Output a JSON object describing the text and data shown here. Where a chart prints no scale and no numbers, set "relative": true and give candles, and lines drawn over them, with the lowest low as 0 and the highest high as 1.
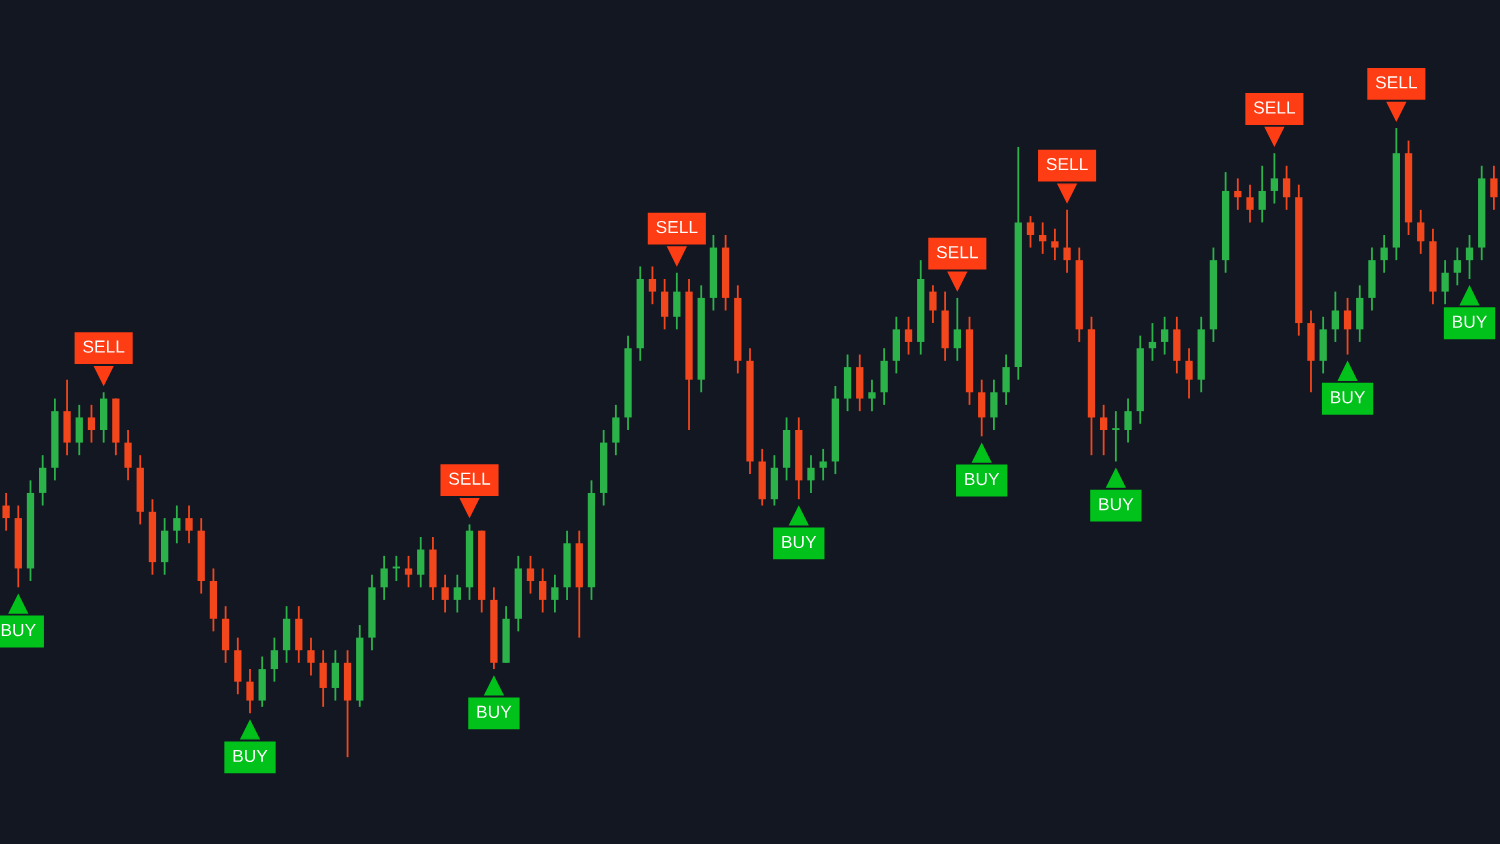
{
  "chart_data": {
    "type": "candlestick",
    "relative": true,
    "categories": [
      null,
      null,
      null,
      null,
      null,
      null,
      null,
      null,
      null,
      null,
      null,
      null,
      null,
      null,
      null,
      null,
      null,
      null,
      null,
      null,
      null,
      null,
      null,
      null,
      null,
      null,
      null,
      null,
      null,
      null,
      null,
      null,
      null,
      null,
      null,
      null,
      null,
      null,
      null,
      null,
      null,
      null,
      null,
      null,
      null,
      null,
      null,
      null,
      null,
      null,
      null,
      null,
      null,
      null,
      null,
      null,
      null,
      null,
      null,
      null,
      null,
      null,
      null,
      null,
      null,
      null,
      null,
      null,
      null,
      null,
      null,
      null,
      null,
      null,
      null,
      null,
      null,
      null,
      null,
      null,
      null,
      null,
      null,
      null,
      null,
      null,
      null,
      null,
      null,
      null,
      null,
      null,
      null,
      null,
      null,
      null,
      null,
      null,
      null,
      null,
      null,
      null,
      null,
      null,
      null,
      null,
      null,
      null,
      null,
      null,
      null,
      null,
      null,
      null,
      null,
      null,
      null,
      null,
      null,
      null,
      null,
      null,
      null
    ],
    "ohlc": [
      [
        0.4,
        0.42,
        0.36,
        0.38
      ],
      [
        0.38,
        0.4,
        0.27,
        0.3
      ],
      [
        0.3,
        0.44,
        0.28,
        0.42
      ],
      [
        0.42,
        0.48,
        0.4,
        0.46
      ],
      [
        0.46,
        0.57,
        0.44,
        0.55
      ],
      [
        0.55,
        0.6,
        0.48,
        0.5
      ],
      [
        0.5,
        0.56,
        0.48,
        0.54
      ],
      [
        0.54,
        0.56,
        0.5,
        0.52
      ],
      [
        0.52,
        0.58,
        0.5,
        0.57
      ],
      [
        0.57,
        0.57,
        0.48,
        0.5
      ],
      [
        0.5,
        0.52,
        0.44,
        0.46
      ],
      [
        0.46,
        0.48,
        0.37,
        0.39
      ],
      [
        0.39,
        0.41,
        0.29,
        0.31
      ],
      [
        0.31,
        0.38,
        0.29,
        0.36
      ],
      [
        0.36,
        0.4,
        0.34,
        0.38
      ],
      [
        0.38,
        0.4,
        0.34,
        0.36
      ],
      [
        0.36,
        0.38,
        0.26,
        0.28
      ],
      [
        0.28,
        0.3,
        0.2,
        0.22
      ],
      [
        0.22,
        0.24,
        0.15,
        0.17
      ],
      [
        0.17,
        0.19,
        0.1,
        0.12
      ],
      [
        0.12,
        0.14,
        0.07,
        0.09
      ],
      [
        0.09,
        0.16,
        0.08,
        0.14
      ],
      [
        0.14,
        0.19,
        0.12,
        0.17
      ],
      [
        0.17,
        0.24,
        0.15,
        0.22
      ],
      [
        0.22,
        0.24,
        0.15,
        0.17
      ],
      [
        0.17,
        0.19,
        0.13,
        0.15
      ],
      [
        0.15,
        0.17,
        0.08,
        0.11
      ],
      [
        0.11,
        0.17,
        0.09,
        0.15
      ],
      [
        0.15,
        0.17,
        0.0,
        0.09
      ],
      [
        0.09,
        0.21,
        0.08,
        0.19
      ],
      [
        0.19,
        0.29,
        0.17,
        0.27
      ],
      [
        0.27,
        0.32,
        0.25,
        0.3
      ],
      [
        0.3,
        0.32,
        0.28,
        0.3
      ],
      [
        0.3,
        0.32,
        0.27,
        0.29
      ],
      [
        0.29,
        0.35,
        0.27,
        0.33
      ],
      [
        0.33,
        0.35,
        0.25,
        0.27
      ],
      [
        0.27,
        0.29,
        0.23,
        0.25
      ],
      [
        0.25,
        0.29,
        0.23,
        0.27
      ],
      [
        0.27,
        0.37,
        0.25,
        0.36
      ],
      [
        0.36,
        0.36,
        0.23,
        0.25
      ],
      [
        0.25,
        0.27,
        0.14,
        0.15
      ],
      [
        0.15,
        0.24,
        0.15,
        0.22
      ],
      [
        0.22,
        0.32,
        0.2,
        0.3
      ],
      [
        0.3,
        0.32,
        0.26,
        0.28
      ],
      [
        0.28,
        0.3,
        0.23,
        0.25
      ],
      [
        0.25,
        0.29,
        0.23,
        0.27
      ],
      [
        0.27,
        0.36,
        0.25,
        0.34
      ],
      [
        0.34,
        0.36,
        0.19,
        0.27
      ],
      [
        0.27,
        0.44,
        0.25,
        0.42
      ],
      [
        0.42,
        0.52,
        0.4,
        0.5
      ],
      [
        0.5,
        0.56,
        0.48,
        0.54
      ],
      [
        0.54,
        0.67,
        0.52,
        0.65
      ],
      [
        0.65,
        0.78,
        0.63,
        0.76
      ],
      [
        0.76,
        0.78,
        0.72,
        0.74
      ],
      [
        0.74,
        0.76,
        0.68,
        0.7
      ],
      [
        0.7,
        0.77,
        0.68,
        0.74
      ],
      [
        0.74,
        0.76,
        0.52,
        0.6
      ],
      [
        0.6,
        0.75,
        0.58,
        0.73
      ],
      [
        0.73,
        0.83,
        0.71,
        0.81
      ],
      [
        0.81,
        0.83,
        0.71,
        0.73
      ],
      [
        0.73,
        0.75,
        0.61,
        0.63
      ],
      [
        0.63,
        0.65,
        0.45,
        0.47
      ],
      [
        0.47,
        0.49,
        0.4,
        0.41
      ],
      [
        0.41,
        0.48,
        0.4,
        0.46
      ],
      [
        0.46,
        0.54,
        0.44,
        0.52
      ],
      [
        0.52,
        0.54,
        0.41,
        0.44
      ],
      [
        0.44,
        0.48,
        0.42,
        0.46
      ],
      [
        0.46,
        0.49,
        0.44,
        0.47
      ],
      [
        0.47,
        0.59,
        0.45,
        0.57
      ],
      [
        0.57,
        0.64,
        0.55,
        0.62
      ],
      [
        0.62,
        0.64,
        0.55,
        0.57
      ],
      [
        0.57,
        0.6,
        0.55,
        0.58
      ],
      [
        0.58,
        0.65,
        0.56,
        0.63
      ],
      [
        0.63,
        0.7,
        0.61,
        0.68
      ],
      [
        0.68,
        0.7,
        0.64,
        0.66
      ],
      [
        0.66,
        0.79,
        0.64,
        0.76
      ],
      [
        0.74,
        0.75,
        0.69,
        0.71
      ],
      [
        0.71,
        0.74,
        0.63,
        0.65
      ],
      [
        0.65,
        0.73,
        0.63,
        0.68
      ],
      [
        0.68,
        0.7,
        0.56,
        0.58
      ],
      [
        0.58,
        0.6,
        0.51,
        0.54
      ],
      [
        0.54,
        0.6,
        0.52,
        0.58
      ],
      [
        0.58,
        0.64,
        0.56,
        0.62
      ],
      [
        0.62,
        0.97,
        0.6,
        0.85
      ],
      [
        0.85,
        0.86,
        0.81,
        0.83
      ],
      [
        0.83,
        0.85,
        0.8,
        0.82
      ],
      [
        0.82,
        0.84,
        0.79,
        0.81
      ],
      [
        0.81,
        0.87,
        0.77,
        0.79
      ],
      [
        0.79,
        0.81,
        0.66,
        0.68
      ],
      [
        0.68,
        0.7,
        0.48,
        0.54
      ],
      [
        0.54,
        0.56,
        0.48,
        0.52
      ],
      [
        0.52,
        0.55,
        0.47,
        0.52
      ],
      [
        0.52,
        0.57,
        0.5,
        0.55
      ],
      [
        0.55,
        0.67,
        0.53,
        0.65
      ],
      [
        0.65,
        0.69,
        0.63,
        0.66
      ],
      [
        0.66,
        0.7,
        0.64,
        0.68
      ],
      [
        0.68,
        0.7,
        0.61,
        0.63
      ],
      [
        0.63,
        0.65,
        0.57,
        0.6
      ],
      [
        0.6,
        0.7,
        0.58,
        0.68
      ],
      [
        0.68,
        0.81,
        0.66,
        0.79
      ],
      [
        0.79,
        0.93,
        0.77,
        0.9
      ],
      [
        0.9,
        0.92,
        0.87,
        0.89
      ],
      [
        0.89,
        0.91,
        0.85,
        0.87
      ],
      [
        0.87,
        0.94,
        0.85,
        0.9
      ],
      [
        0.9,
        0.96,
        0.88,
        0.92
      ],
      [
        0.92,
        0.94,
        0.87,
        0.89
      ],
      [
        0.89,
        0.91,
        0.67,
        0.69
      ],
      [
        0.69,
        0.71,
        0.58,
        0.63
      ],
      [
        0.63,
        0.7,
        0.61,
        0.68
      ],
      [
        0.68,
        0.74,
        0.66,
        0.71
      ],
      [
        0.71,
        0.73,
        0.64,
        0.68
      ],
      [
        0.68,
        0.75,
        0.66,
        0.73
      ],
      [
        0.73,
        0.81,
        0.71,
        0.79
      ],
      [
        0.79,
        0.83,
        0.77,
        0.81
      ],
      [
        0.81,
        1.0,
        0.79,
        0.96
      ],
      [
        0.96,
        0.98,
        0.83,
        0.85
      ],
      [
        0.85,
        0.87,
        0.8,
        0.82
      ],
      [
        0.82,
        0.84,
        0.72,
        0.74
      ],
      [
        0.74,
        0.79,
        0.72,
        0.77
      ],
      [
        0.77,
        0.81,
        0.75,
        0.79
      ],
      [
        0.79,
        0.83,
        0.76,
        0.81
      ],
      [
        0.81,
        0.94,
        0.79,
        0.92
      ],
      [
        0.92,
        0.94,
        0.87,
        0.89
      ]
    ],
    "colors": [
      "#f2461c",
      "#f2461c",
      "#2bb34a",
      "#2bb34a",
      "#2bb34a",
      "#f2461c",
      "#2bb34a",
      "#f2461c",
      "#2bb34a",
      "#f2461c",
      "#f2461c",
      "#f2461c",
      "#f2461c",
      "#2bb34a",
      "#2bb34a",
      "#f2461c",
      "#f2461c",
      "#f2461c",
      "#f2461c",
      "#f2461c",
      "#f2461c",
      "#2bb34a",
      "#2bb34a",
      "#2bb34a",
      "#f2461c",
      "#f2461c",
      "#f2461c",
      "#2bb34a",
      "#f2461c",
      "#2bb34a",
      "#2bb34a",
      "#2bb34a",
      "#2bb34a",
      "#f2461c",
      "#2bb34a",
      "#f2461c",
      "#f2461c",
      "#2bb34a",
      "#2bb34a",
      "#f2461c",
      "#f2461c",
      "#2bb34a",
      "#2bb34a",
      "#f2461c",
      "#f2461c",
      "#2bb34a",
      "#2bb34a",
      "#f2461c",
      "#2bb34a",
      "#2bb34a",
      "#2bb34a",
      "#2bb34a",
      "#2bb34a",
      "#f2461c",
      "#f2461c",
      "#2bb34a",
      "#f2461c",
      "#2bb34a",
      "#2bb34a",
      "#f2461c",
      "#f2461c",
      "#f2461c",
      "#f2461c",
      "#2bb34a",
      "#2bb34a",
      "#f2461c",
      "#2bb34a",
      "#2bb34a",
      "#2bb34a",
      "#2bb34a",
      "#f2461c",
      "#2bb34a",
      "#2bb34a",
      "#2bb34a",
      "#f2461c",
      "#2bb34a",
      "#f2461c",
      "#f2461c",
      "#2bb34a",
      "#f2461c",
      "#f2461c",
      "#2bb34a",
      "#2bb34a",
      "#2bb34a",
      "#f2461c",
      "#f2461c",
      "#f2461c",
      "#f2461c",
      "#f2461c",
      "#f2461c",
      "#f2461c",
      "#2bb34a",
      "#2bb34a",
      "#2bb34a",
      "#2bb34a",
      "#2bb34a",
      "#f2461c",
      "#f2461c",
      "#2bb34a",
      "#2bb34a",
      "#2bb34a",
      "#f2461c",
      "#f2461c",
      "#2bb34a",
      "#2bb34a",
      "#f2461c",
      "#f2461c",
      "#f2461c",
      "#2bb34a",
      "#2bb34a",
      "#f2461c",
      "#2bb34a",
      "#2bb34a",
      "#2bb34a",
      "#2bb34a",
      "#f2461c",
      "#f2461c",
      "#f2461c",
      "#2bb34a",
      "#2bb34a",
      "#2bb34a",
      "#2bb34a",
      "#f2461c"
    ],
    "annotations": [
      {
        "text": "BUY",
        "y": 0.27
      },
      {
        "text": "SELL",
        "y": 0.58
      },
      {
        "text": "BUY",
        "y": 0.07
      },
      {
        "text": "SELL",
        "y": 0.37
      },
      {
        "text": "BUY",
        "y": 0.14
      },
      {
        "text": "SELL",
        "y": 0.77
      },
      {
        "text": "BUY",
        "y": 0.41
      },
      {
        "text": "SELL",
        "y": 0.73
      },
      {
        "text": "BUY",
        "y": 0.51
      },
      {
        "text": "SELL",
        "y": 0.87
      },
      {
        "text": "BUY",
        "y": 0.47
      },
      {
        "text": "SELL",
        "y": 0.96
      },
      {
        "text": "BUY",
        "y": 0.64
      },
      {
        "text": "SELL",
        "y": 1.0
      },
      {
        "text": "BUY",
        "y": 0.76
      }
    ]
  }
}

#### Task requirements:
Your answer should be a single number: the count of lines in the listing that contain the word "true".

#### Solution to this task:
2